> [Work to do]: Count how many lines include "hundred" and answer with that number only.

───── Records for the exercise

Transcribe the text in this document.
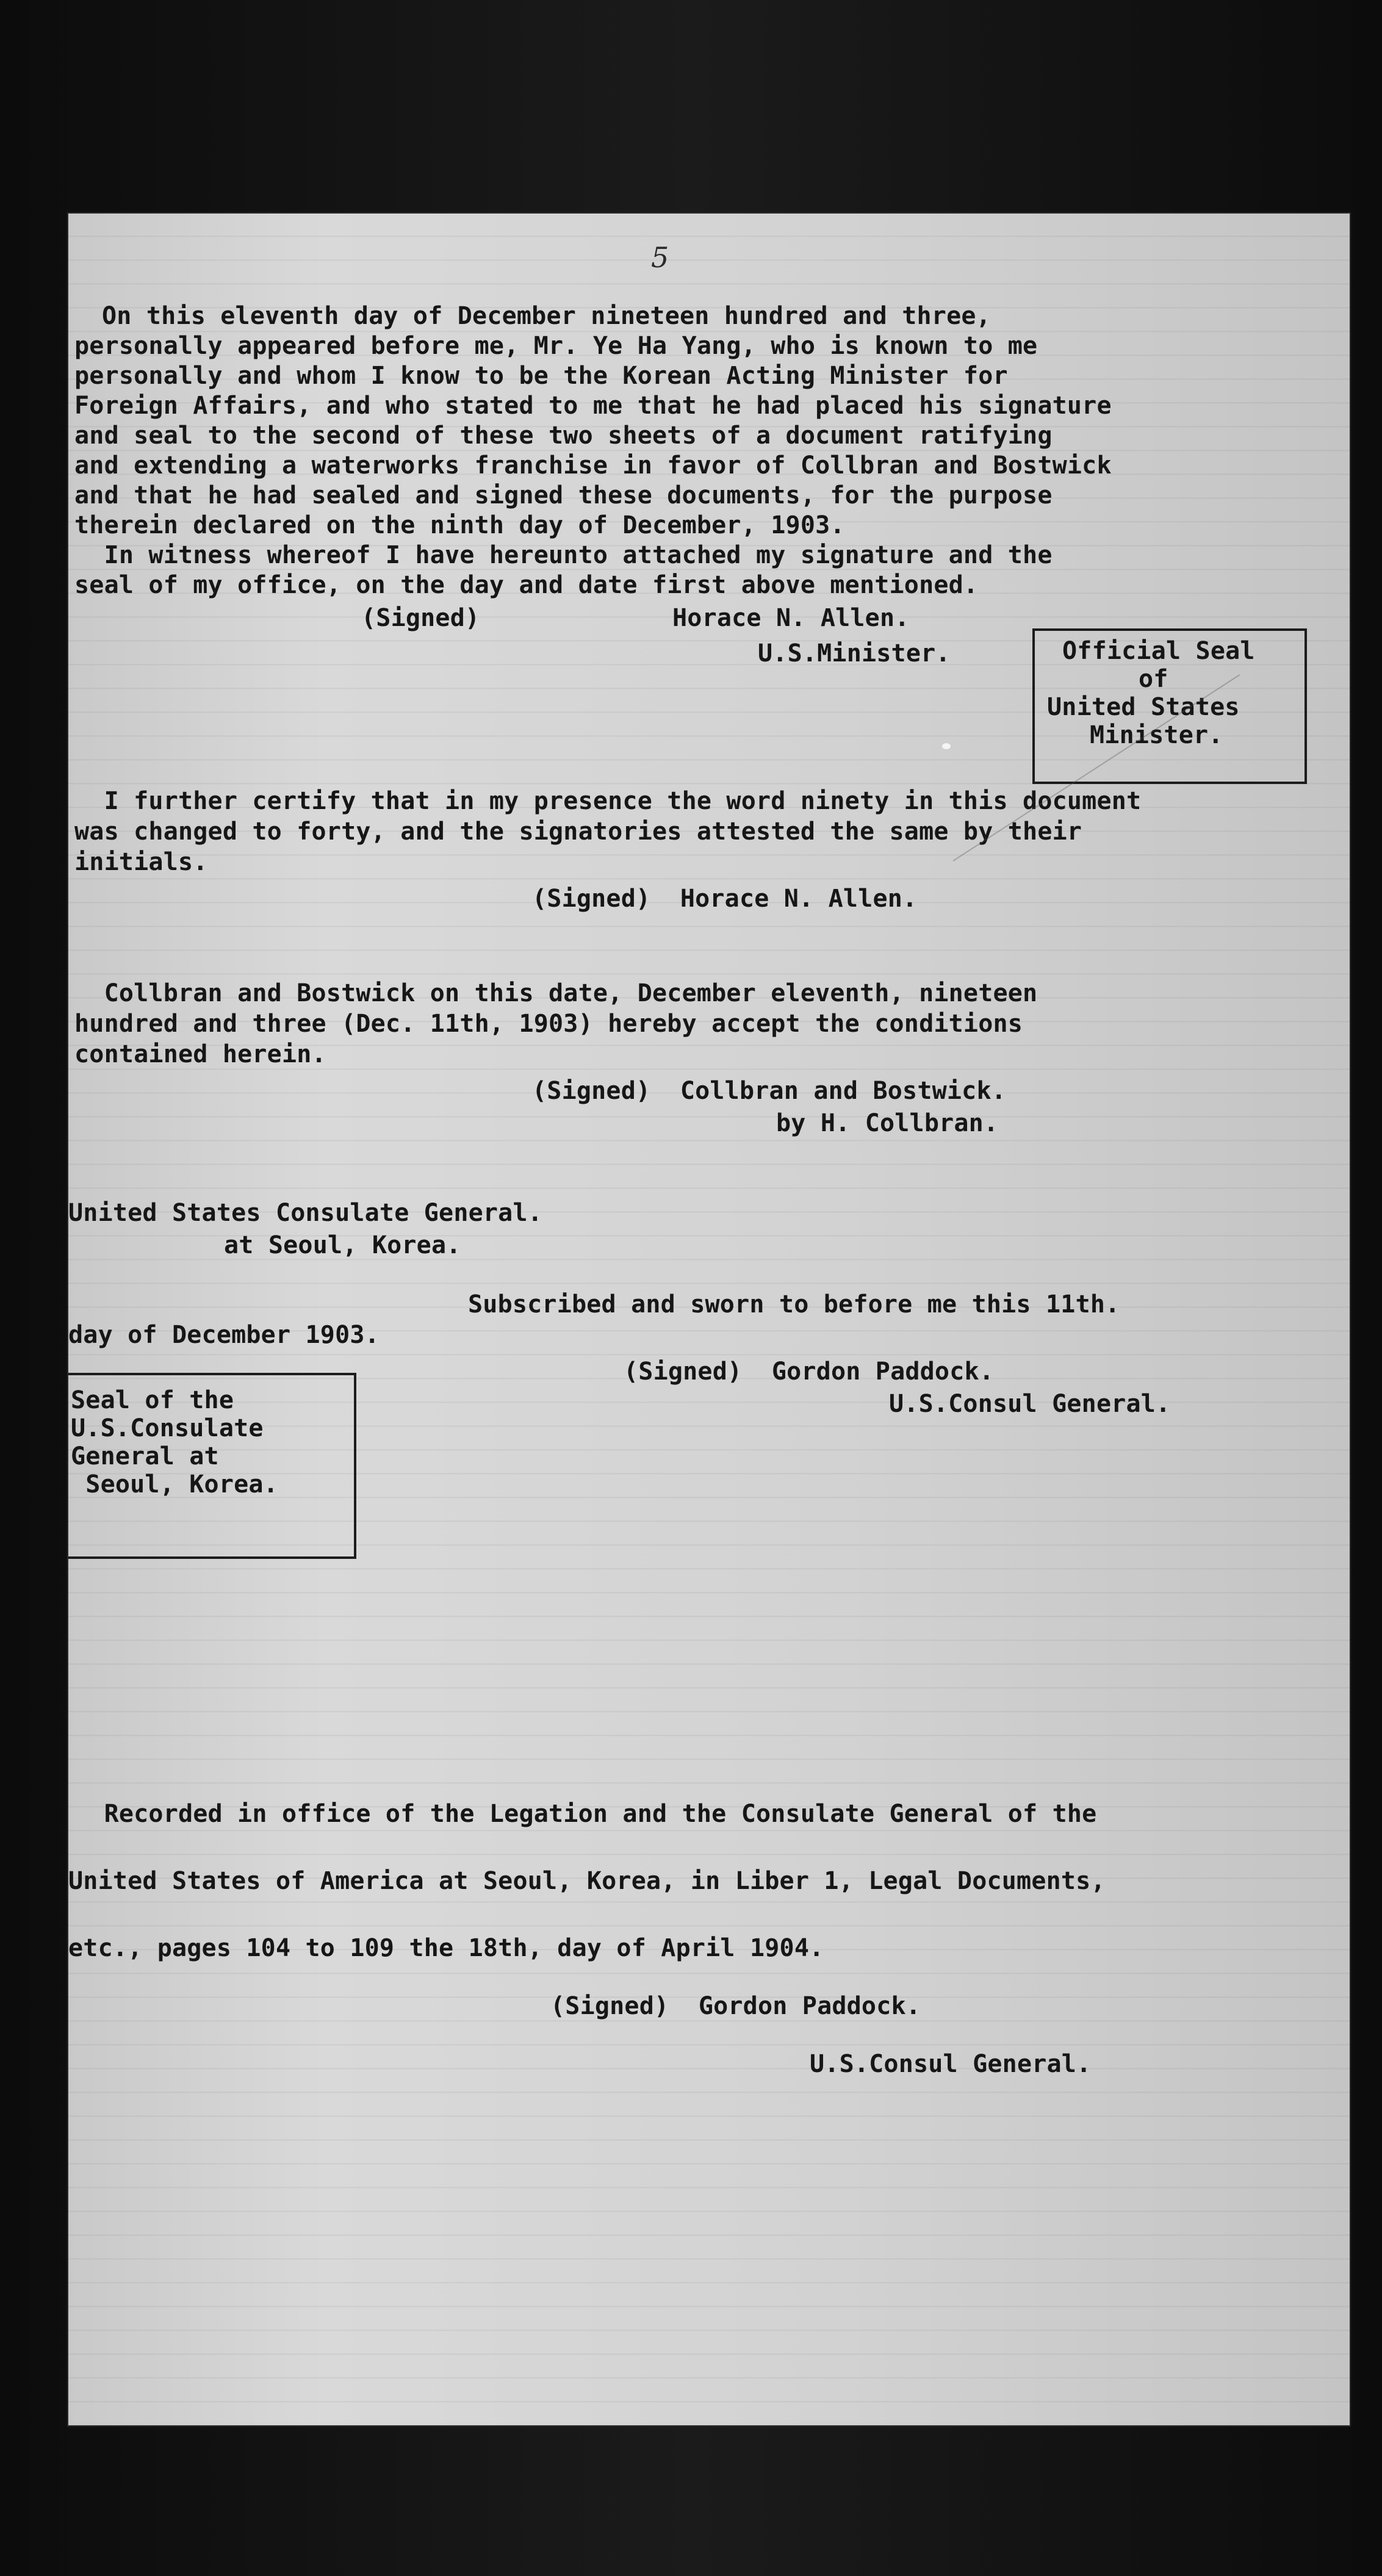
5
On this eleventh day of December nineteen hundred and three,
personally appeared before me, Mr. Ye Ha Yang, who is known to me
personally and whom I know to be the Korean Acting Minister for
Foreign Affairs, and who stated to me that he had placed his signature
and seal to the second of these two sheets of a document ratifying
and extending a waterworks franchise in favor of Collbran and Bostwick
and that he had sealed and signed these documents, for the purpose
therein declared on the ninth day of December, 1903.
In witness whereof I have hereunto attached my signature and the
seal of my office, on the day and date first above mentioned.
(Signed)	Horace N. Allen.
U.S.Minister.	Official Seal
of
United States
Minister.
I further certify that in my presence the word ninety in this document
was changed to forty, and the signatories attested the same by their
initials.
(Signed)  Horace N. Allen.
Collbran and Bostwick on this date, December eleventh, nineteen
hundred and three (Dec. 11th, 1903) hereby accept the conditions
contained herein.
(Signed)  Collbran and Bostwick.
by H. Collbran.
United States Consulate General.
at Seoul, Korea.
Subscribed and sworn to before me this 11th.
day of December 1903.
(Signed)  Gordon Paddock.
U.S.Consul General.
Seal of the
U.S.Consulate
General at
Seoul, Korea.
Recorded in office of the Legation and the Consulate General of the
United States of America at Seoul, Korea, in Liber 1, Legal Documents,
etc., pages 104 to 109 the 18th, day of April 1904.
(Signed)  Gordon Paddock.
U.S.Consul General.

──────────

> [Task response]: 2